--- START Exercise material ---

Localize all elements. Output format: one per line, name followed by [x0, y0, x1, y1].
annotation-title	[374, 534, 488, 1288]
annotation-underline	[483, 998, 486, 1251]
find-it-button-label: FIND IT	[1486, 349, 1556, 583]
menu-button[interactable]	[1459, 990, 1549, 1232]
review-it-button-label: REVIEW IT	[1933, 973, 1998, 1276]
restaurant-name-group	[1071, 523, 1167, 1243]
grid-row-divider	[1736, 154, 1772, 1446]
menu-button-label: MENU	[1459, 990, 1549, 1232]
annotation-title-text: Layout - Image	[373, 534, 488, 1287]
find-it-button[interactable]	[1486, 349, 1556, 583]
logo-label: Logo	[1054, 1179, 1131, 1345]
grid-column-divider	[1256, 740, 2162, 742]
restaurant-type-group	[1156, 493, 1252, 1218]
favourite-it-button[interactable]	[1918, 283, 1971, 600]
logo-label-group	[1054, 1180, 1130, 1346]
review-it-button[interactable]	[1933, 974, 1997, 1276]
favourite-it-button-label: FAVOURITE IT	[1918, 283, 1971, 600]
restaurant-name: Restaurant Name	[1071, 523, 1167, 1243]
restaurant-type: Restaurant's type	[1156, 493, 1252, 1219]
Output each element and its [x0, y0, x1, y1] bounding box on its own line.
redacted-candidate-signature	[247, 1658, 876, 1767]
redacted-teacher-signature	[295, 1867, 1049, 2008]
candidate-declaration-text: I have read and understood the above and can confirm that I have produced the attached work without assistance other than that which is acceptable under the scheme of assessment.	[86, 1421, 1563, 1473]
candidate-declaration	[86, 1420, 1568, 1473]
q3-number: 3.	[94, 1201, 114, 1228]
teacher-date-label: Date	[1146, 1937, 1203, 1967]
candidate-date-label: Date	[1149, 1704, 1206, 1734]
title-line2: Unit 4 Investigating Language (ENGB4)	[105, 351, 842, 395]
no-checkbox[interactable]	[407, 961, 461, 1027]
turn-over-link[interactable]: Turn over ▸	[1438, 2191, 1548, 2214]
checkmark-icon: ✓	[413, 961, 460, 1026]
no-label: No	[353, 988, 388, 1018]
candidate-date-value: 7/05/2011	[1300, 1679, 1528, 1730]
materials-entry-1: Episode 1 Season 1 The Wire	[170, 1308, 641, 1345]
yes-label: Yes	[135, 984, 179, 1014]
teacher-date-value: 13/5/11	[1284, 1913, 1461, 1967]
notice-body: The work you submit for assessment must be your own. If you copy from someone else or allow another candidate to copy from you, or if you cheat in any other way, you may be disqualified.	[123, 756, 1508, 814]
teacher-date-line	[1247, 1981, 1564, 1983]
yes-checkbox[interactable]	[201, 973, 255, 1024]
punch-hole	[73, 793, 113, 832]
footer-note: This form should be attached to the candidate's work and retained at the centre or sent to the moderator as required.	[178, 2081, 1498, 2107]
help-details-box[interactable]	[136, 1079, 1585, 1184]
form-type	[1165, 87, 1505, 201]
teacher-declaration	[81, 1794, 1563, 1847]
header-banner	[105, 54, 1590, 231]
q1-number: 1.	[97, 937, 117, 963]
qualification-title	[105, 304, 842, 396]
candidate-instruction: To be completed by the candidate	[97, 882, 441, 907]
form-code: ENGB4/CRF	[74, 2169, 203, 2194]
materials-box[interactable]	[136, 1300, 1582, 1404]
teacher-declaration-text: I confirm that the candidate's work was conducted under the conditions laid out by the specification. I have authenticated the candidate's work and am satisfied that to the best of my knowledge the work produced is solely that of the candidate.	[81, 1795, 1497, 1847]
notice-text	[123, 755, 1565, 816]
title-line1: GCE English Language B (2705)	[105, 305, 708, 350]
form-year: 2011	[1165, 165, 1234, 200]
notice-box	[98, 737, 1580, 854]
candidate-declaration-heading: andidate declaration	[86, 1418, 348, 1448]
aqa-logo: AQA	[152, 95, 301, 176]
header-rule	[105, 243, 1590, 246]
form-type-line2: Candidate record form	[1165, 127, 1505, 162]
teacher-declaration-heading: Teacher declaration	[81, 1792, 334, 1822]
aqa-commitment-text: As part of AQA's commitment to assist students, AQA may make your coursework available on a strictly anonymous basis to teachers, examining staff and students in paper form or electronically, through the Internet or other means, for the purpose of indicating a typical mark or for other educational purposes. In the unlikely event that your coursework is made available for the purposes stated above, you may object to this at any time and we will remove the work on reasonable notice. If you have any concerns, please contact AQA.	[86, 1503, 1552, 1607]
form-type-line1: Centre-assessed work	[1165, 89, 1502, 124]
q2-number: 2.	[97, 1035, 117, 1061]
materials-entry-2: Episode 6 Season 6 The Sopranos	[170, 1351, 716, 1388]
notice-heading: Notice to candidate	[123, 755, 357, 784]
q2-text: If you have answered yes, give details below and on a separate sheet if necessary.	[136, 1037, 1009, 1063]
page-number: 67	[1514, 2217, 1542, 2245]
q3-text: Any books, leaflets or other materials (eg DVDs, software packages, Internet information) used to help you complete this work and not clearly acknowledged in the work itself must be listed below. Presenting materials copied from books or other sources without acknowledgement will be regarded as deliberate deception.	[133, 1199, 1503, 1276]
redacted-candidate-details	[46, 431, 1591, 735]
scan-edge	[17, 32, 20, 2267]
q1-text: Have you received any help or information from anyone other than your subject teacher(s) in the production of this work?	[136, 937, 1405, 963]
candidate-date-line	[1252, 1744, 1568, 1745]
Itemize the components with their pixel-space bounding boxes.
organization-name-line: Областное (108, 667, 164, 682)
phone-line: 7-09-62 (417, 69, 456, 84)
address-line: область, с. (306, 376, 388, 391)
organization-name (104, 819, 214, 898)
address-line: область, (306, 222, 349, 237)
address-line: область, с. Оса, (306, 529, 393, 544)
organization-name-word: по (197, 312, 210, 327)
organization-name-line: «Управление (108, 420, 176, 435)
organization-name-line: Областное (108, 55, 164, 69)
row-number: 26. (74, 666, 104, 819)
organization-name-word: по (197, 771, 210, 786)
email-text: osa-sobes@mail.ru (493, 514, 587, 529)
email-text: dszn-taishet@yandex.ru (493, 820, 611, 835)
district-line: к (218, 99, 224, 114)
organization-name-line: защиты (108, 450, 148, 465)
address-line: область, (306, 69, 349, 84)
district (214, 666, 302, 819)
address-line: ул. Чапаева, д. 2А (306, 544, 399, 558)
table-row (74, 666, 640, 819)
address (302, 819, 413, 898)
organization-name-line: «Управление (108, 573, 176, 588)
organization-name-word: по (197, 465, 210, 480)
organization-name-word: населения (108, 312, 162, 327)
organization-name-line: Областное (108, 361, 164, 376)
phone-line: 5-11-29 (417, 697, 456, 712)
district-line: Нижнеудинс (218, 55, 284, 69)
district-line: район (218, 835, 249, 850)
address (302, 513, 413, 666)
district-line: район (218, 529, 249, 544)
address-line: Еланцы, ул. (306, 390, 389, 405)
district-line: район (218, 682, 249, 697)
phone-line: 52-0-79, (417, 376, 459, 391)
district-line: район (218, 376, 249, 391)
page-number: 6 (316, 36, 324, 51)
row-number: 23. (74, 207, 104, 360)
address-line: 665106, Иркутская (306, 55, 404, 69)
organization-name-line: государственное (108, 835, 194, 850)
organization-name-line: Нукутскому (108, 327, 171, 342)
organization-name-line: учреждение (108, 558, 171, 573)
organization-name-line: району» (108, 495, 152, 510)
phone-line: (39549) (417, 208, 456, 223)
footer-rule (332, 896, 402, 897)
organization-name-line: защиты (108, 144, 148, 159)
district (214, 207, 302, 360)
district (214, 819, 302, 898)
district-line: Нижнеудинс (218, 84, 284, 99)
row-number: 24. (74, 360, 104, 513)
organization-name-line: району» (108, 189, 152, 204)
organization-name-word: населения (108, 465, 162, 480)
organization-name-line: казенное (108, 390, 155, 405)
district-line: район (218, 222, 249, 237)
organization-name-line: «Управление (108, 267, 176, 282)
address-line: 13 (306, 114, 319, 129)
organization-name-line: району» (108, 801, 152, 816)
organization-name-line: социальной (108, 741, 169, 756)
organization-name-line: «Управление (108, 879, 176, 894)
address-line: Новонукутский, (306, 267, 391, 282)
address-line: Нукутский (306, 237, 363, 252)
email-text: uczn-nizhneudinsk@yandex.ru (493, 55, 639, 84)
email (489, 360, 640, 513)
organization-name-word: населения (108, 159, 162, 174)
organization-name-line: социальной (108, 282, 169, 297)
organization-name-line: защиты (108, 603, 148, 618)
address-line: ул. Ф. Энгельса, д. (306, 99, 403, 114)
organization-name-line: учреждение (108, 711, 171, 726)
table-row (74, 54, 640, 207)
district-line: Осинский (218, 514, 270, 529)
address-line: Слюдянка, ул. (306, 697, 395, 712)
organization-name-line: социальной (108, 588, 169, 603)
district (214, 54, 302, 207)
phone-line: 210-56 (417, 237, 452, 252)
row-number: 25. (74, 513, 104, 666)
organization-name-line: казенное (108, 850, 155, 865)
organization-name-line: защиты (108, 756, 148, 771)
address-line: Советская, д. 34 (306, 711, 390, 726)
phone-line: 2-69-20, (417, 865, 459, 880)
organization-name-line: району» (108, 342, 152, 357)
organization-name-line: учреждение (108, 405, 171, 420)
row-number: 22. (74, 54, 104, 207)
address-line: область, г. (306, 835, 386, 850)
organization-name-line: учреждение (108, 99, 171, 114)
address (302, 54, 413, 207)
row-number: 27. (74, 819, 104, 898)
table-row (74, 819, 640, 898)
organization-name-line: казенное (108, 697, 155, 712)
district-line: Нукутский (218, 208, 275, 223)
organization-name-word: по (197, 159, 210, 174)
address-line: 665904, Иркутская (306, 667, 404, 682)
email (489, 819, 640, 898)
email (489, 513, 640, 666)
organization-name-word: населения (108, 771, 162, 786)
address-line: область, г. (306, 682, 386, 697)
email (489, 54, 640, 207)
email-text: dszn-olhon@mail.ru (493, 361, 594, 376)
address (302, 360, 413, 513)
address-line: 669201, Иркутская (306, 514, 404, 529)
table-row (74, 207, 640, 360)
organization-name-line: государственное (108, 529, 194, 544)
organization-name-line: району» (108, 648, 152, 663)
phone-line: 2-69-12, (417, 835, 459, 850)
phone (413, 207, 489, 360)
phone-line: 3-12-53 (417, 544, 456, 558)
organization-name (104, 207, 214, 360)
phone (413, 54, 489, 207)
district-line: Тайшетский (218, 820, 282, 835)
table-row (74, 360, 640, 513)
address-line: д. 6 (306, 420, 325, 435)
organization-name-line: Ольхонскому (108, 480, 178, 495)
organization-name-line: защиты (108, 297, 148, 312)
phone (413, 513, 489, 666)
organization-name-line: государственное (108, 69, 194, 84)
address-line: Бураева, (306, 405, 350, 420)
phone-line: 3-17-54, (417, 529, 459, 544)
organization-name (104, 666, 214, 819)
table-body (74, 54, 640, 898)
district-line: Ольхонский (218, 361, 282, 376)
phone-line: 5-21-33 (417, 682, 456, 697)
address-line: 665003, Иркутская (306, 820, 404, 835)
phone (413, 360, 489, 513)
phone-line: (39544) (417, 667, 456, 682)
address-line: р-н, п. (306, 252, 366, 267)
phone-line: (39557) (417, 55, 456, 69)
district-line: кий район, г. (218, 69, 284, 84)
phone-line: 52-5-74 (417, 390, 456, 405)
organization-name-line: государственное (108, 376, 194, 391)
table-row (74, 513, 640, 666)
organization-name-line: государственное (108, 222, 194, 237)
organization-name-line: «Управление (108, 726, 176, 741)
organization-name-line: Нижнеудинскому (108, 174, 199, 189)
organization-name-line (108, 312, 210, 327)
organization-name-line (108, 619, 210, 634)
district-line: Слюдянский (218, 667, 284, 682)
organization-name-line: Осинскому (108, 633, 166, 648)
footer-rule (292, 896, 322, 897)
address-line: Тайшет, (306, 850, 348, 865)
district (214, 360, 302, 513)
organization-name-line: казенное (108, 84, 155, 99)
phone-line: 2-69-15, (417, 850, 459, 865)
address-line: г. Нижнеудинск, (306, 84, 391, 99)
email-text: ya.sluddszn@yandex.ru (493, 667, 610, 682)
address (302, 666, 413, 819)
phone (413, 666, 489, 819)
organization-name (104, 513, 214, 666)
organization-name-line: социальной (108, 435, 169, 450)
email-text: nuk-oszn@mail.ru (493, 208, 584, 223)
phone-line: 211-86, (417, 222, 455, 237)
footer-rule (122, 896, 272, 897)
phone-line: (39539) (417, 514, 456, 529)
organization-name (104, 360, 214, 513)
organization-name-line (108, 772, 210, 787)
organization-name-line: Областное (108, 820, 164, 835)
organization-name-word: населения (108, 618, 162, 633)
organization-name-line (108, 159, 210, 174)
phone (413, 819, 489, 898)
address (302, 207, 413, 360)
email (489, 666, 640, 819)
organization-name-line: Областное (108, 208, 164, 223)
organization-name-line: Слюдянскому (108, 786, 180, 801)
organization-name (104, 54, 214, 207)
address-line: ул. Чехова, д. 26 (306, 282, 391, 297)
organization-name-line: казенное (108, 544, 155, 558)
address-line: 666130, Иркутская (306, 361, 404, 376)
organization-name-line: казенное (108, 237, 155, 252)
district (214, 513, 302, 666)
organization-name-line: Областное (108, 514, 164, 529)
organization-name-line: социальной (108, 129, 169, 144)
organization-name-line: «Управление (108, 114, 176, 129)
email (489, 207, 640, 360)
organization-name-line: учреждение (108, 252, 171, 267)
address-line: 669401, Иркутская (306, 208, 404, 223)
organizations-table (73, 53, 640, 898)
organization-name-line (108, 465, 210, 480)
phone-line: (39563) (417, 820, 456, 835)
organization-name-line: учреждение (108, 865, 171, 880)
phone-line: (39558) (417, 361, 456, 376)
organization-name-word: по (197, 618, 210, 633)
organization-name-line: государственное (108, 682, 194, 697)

--- END Exercise material ---

Work instructions - Extract the lines of the listing, starting at its first line and ending at the line that contains "1867, 1049, 2008]", and reproduce them verbatim. Include both of those lines and nothing else.

Response to the exercise -
Localize all elements. Output format: one per line, name followed by [x0, y0, x1, y1].
annotation-title	[374, 534, 488, 1288]
annotation-underline	[483, 998, 486, 1251]
find-it-button-label: FIND IT	[1486, 349, 1556, 583]
menu-button[interactable]	[1459, 990, 1549, 1232]
review-it-button-label: REVIEW IT	[1933, 973, 1998, 1276]
restaurant-name-group	[1071, 523, 1167, 1243]
grid-row-divider	[1736, 154, 1772, 1446]
menu-button-label: MENU	[1459, 990, 1549, 1232]
annotation-title-text: Layout - Image	[373, 534, 488, 1287]
find-it-button[interactable]	[1486, 349, 1556, 583]
logo-label: Logo	[1054, 1179, 1131, 1345]
grid-column-divider	[1256, 740, 2162, 742]
restaurant-type-group	[1156, 493, 1252, 1218]
favourite-it-button[interactable]	[1918, 283, 1971, 600]
logo-label-group	[1054, 1180, 1130, 1346]
review-it-button[interactable]	[1933, 974, 1997, 1276]
favourite-it-button-label: FAVOURITE IT	[1918, 283, 1971, 600]
restaurant-name: Restaurant Name	[1071, 523, 1167, 1243]
restaurant-type: Restaurant's type	[1156, 493, 1252, 1219]
Output each element and its [x0, y0, x1, y1] bounding box on its own line.
redacted-candidate-signature	[247, 1658, 876, 1767]
redacted-teacher-signature	[295, 1867, 1049, 2008]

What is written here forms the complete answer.